Print every entry exactly as written.

——

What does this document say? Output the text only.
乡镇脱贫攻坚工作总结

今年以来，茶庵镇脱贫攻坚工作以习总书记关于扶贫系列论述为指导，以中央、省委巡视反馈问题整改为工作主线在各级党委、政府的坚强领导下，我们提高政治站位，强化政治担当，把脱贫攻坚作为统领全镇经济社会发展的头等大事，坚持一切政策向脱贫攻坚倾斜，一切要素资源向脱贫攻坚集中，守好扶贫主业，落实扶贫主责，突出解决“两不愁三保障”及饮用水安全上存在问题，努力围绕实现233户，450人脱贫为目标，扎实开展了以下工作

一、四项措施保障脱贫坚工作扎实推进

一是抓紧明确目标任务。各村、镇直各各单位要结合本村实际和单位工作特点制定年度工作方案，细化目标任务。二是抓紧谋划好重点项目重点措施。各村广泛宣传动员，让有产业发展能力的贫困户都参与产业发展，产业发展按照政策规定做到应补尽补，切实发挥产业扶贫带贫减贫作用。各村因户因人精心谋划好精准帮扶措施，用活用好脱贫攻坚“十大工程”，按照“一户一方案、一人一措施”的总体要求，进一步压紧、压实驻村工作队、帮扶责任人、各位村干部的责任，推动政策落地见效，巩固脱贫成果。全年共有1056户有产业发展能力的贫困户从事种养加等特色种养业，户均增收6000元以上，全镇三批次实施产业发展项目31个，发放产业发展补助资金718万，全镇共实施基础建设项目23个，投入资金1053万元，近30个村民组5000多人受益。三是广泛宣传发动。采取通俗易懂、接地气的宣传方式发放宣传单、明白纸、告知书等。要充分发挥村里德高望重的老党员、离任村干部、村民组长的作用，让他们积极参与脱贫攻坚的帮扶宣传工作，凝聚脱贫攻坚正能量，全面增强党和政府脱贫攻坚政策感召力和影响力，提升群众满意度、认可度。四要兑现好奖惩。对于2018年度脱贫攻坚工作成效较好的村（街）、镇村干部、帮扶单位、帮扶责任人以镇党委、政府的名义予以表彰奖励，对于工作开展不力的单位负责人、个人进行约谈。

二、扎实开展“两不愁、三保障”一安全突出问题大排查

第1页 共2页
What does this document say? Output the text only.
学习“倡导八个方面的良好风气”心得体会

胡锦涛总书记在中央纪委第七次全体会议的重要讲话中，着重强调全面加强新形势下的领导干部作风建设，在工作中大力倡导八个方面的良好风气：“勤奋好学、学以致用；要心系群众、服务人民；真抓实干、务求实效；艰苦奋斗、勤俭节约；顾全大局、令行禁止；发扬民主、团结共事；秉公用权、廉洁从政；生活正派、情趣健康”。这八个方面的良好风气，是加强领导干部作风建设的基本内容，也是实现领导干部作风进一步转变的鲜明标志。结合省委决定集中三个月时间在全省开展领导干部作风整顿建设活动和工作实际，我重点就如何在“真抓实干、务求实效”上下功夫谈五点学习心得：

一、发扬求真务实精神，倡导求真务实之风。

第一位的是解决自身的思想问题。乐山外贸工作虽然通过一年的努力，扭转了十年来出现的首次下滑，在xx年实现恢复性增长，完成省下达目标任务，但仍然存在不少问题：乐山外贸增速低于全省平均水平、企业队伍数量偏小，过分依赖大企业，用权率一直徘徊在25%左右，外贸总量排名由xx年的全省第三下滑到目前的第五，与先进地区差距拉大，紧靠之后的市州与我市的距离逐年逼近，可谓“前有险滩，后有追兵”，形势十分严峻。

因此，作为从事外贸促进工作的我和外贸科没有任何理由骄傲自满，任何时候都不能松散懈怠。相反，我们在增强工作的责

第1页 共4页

——

RESPONSE FOR THIS EXERCISE -
What does this document say? Output the text only.
乡镇脱贫攻坚工作总结

今年以来，茶庵镇脱贫攻坚工作以习总书记关于扶贫系列论述为指导，以中央、省委巡视反馈问题整改为工作主线在各级党委、政府的坚强领导下，我们提高政治站位，强化政治担当，把脱贫攻坚作为统领全镇经济社会发展的头等大事，坚持一切政策向脱贫攻坚倾斜，一切要素资源向脱贫攻坚集中，守好扶贫主业，落实扶贫主责，突出解决“两不愁三保障”及饮用水安全上存在问题，努力围绕实现233户，450人脱贫为目标，扎实开展了以下工作

一、四项措施保障脱贫坚工作扎实推进

一是抓紧明确目标任务。各村、镇直各各单位要结合本村实际和单位工作特点制定年度工作方案，细化目标任务。二是抓紧谋划好重点项目重点措施。各村广泛宣传动员，让有产业发展能力的贫困户都参与产业发展，产业发展按照政策规定做到应补尽补，切实发挥产业扶贫带贫减贫作用。各村因户因人精心谋划好精准帮扶措施，用活用好脱贫攻坚“十大工程”，按照“一户一方案、一人一措施”的总体要求，进一步压紧、压实驻村工作队、帮扶责任人、各位村干部的责任，推动政策落地见效，巩固脱贫成果。全年共有1056户有产业发展能力的贫困户从事种养加等特色种养业，户均增收6000元以上，全镇三批次实施产业发展项目31个，发放产业发展补助资金718万，全镇共实施基础建设项目23个，投入资金1053万元，近30个村民组5000多人受益。三是广泛宣传发动。采取通俗易懂、接地气的宣传方式发放宣传单、明白纸、告知书等。要充分发挥村里德高望重的老党员、离任村干部、村民组长的作用，让他们积极参与脱贫攻坚的帮扶宣传工作，凝聚脱贫攻坚正能量，全面增强党和政府脱贫攻坚政策感召力和影响力，提升群众满意度、认可度。四要兑现好奖惩。对于2018年度脱贫攻坚工作成效较好的村（街）、镇村干部、帮扶单位、帮扶责任人以镇党委、政府的名义予以表彰奖励，对于工作开展不力的单位负责人、个人进行约谈。

二、扎实开展“两不愁、三保障”一安全突出问题大排查

第1页 共2页
What does this document say? Output the text only.
学习“倡导八个方面的良好风气”心得体会

胡锦涛总书记在中央纪委第七次全体会议的重要讲话中，着重强调全面加强新形势下的领导干部作风建设，在工作中大力倡导八个方面的良好风气：“勤奋好学、学以致用；要心系群众、服务人民；真抓实干、务求实效；艰苦奋斗、勤俭节约；顾全大局、令行禁止；发扬民主、团结共事；秉公用权、廉洁从政；生活正派、情趣健康”。这八个方面的良好风气，是加强领导干部作风建设的基本内容，也是实现领导干部作风进一步转变的鲜明标志。结合省委决定集中三个月时间在全省开展领导干部作风整顿建设活动和工作实际，我重点就如何在“真抓实干、务求实效”上下功夫谈五点学习心得：

一、发扬求真务实精神，倡导求真务实之风。

第一位的是解决自身的思想问题。乐山外贸工作虽然通过一年的努力，扭转了十年来出现的首次下滑，在xx年实现恢复性增长，完成省下达目标任务，但仍然存在不少问题：乐山外贸增速低于全省平均水平、企业队伍数量偏小，过分依赖大企业，用权率一直徘徊在25%左右，外贸总量排名由xx年的全省第三下滑到目前的第五，与先进地区差距拉大，紧靠之后的市州与我市的距离逐年逼近，可谓“前有险滩，后有追兵”，形势十分严峻。

因此，作为从事外贸促进工作的我和外贸科没有任何理由骄傲自满，任何时候都不能松散懈怠。相反，我们在增强工作的责

第1页 共4页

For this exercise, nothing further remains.